Data provided:

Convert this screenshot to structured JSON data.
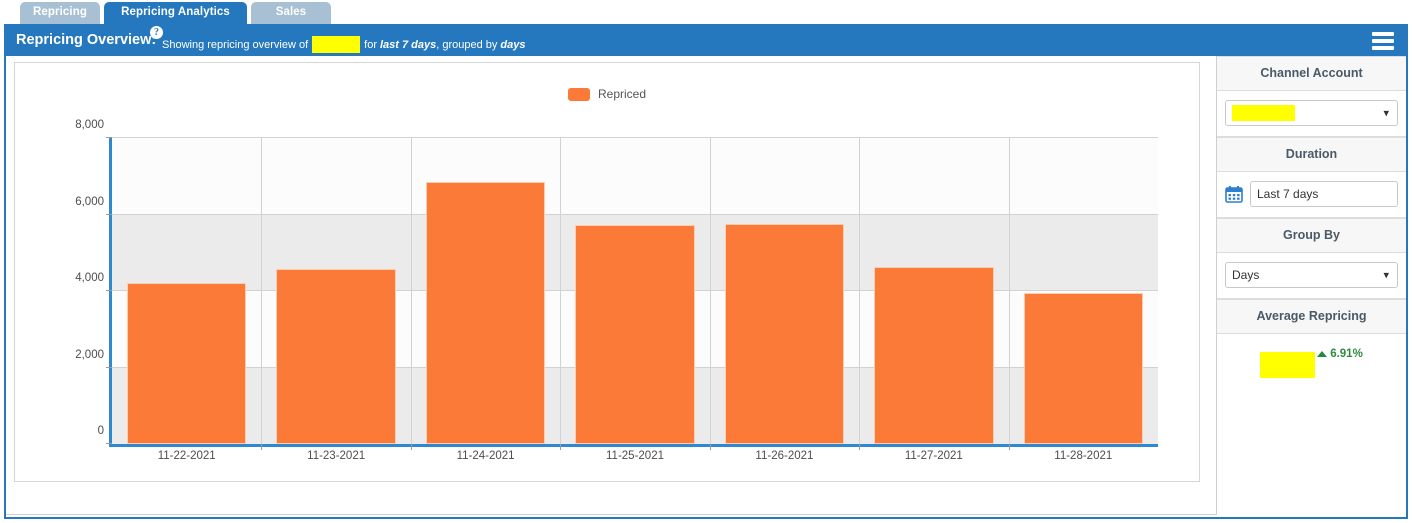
{
  "tabs": [
    {
      "label": "Repricing",
      "active": false
    },
    {
      "label": "Repricing Analytics",
      "active": true
    },
    {
      "label": "Sales",
      "active": false
    }
  ],
  "header": {
    "title": "Repricing Overview:",
    "help_icon": "question-mark-icon",
    "sub_prefix": "Showing repricing overview of",
    "sub_redacted_account": "",
    "sub_for": "for",
    "sub_duration": "last 7 days",
    "sub_grouped": ", grouped by",
    "sub_group": "days",
    "menu_icon": "hamburger-menu-icon",
    "background": "#2578bd"
  },
  "sidebar": {
    "channel_account": {
      "heading": "Channel Account",
      "value": "",
      "caret_icon": "chevron-down-icon"
    },
    "duration": {
      "heading": "Duration",
      "calendar_icon": "calendar-icon",
      "value": "Last 7 days"
    },
    "group_by": {
      "heading": "Group By",
      "value": "Days",
      "caret_icon": "chevron-down-icon"
    },
    "average_repricing": {
      "heading": "Average Repricing",
      "value": "",
      "delta_icon": "triangle-up-icon",
      "delta": "6.91%",
      "delta_color": "#2e8b3e"
    }
  },
  "chart_data": {
    "type": "bar",
    "title": "",
    "xlabel": "",
    "ylabel": "",
    "ylim": [
      0,
      8000
    ],
    "ytick_labels": [
      "0",
      "2,000",
      "4,000",
      "6,000",
      "8,000"
    ],
    "ytick_values": [
      0,
      2000,
      4000,
      6000,
      8000
    ],
    "grid": true,
    "legend_position": "top-center",
    "legend": [
      "Repriced"
    ],
    "series_color": "#fb7a37",
    "categories": [
      "11-22-2021",
      "11-23-2021",
      "11-24-2021",
      "11-25-2021",
      "11-26-2021",
      "11-27-2021",
      "11-28-2021"
    ],
    "series": [
      {
        "name": "Repriced",
        "values": [
          4210,
          4580,
          6860,
          5730,
          5760,
          4630,
          3950
        ]
      }
    ]
  }
}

Task details:
Restate the data above word for word. Do not include the images.

Completed exercise:
Convert this screenshot to structured JSON data.
{
  "tabs": [
    {
      "label": "Repricing",
      "active": false
    },
    {
      "label": "Repricing Analytics",
      "active": true
    },
    {
      "label": "Sales",
      "active": false
    }
  ],
  "header": {
    "title": "Repricing Overview:",
    "help_icon": "question-mark-icon",
    "sub_prefix": "Showing repricing overview of",
    "sub_redacted_account": "",
    "sub_for": "for",
    "sub_duration": "last 7 days",
    "sub_grouped": ", grouped by",
    "sub_group": "days",
    "menu_icon": "hamburger-menu-icon",
    "background": "#2578bd"
  },
  "sidebar": {
    "channel_account": {
      "heading": "Channel Account",
      "value": "",
      "caret_icon": "chevron-down-icon"
    },
    "duration": {
      "heading": "Duration",
      "calendar_icon": "calendar-icon",
      "value": "Last 7 days"
    },
    "group_by": {
      "heading": "Group By",
      "value": "Days",
      "caret_icon": "chevron-down-icon"
    },
    "average_repricing": {
      "heading": "Average Repricing",
      "value": "",
      "delta_icon": "triangle-up-icon",
      "delta": "6.91%",
      "delta_color": "#2e8b3e"
    }
  },
  "chart_data": {
    "type": "bar",
    "title": "",
    "xlabel": "",
    "ylabel": "",
    "ylim": [
      0,
      8000
    ],
    "ytick_labels": [
      "0",
      "2,000",
      "4,000",
      "6,000",
      "8,000"
    ],
    "ytick_values": [
      0,
      2000,
      4000,
      6000,
      8000
    ],
    "grid": true,
    "legend_position": "top-center",
    "legend": [
      "Repriced"
    ],
    "series_color": "#fb7a37",
    "categories": [
      "11-22-2021",
      "11-23-2021",
      "11-24-2021",
      "11-25-2021",
      "11-26-2021",
      "11-27-2021",
      "11-28-2021"
    ],
    "series": [
      {
        "name": "Repriced",
        "values": [
          4210,
          4580,
          6860,
          5730,
          5760,
          4630,
          3950
        ]
      }
    ]
  }
}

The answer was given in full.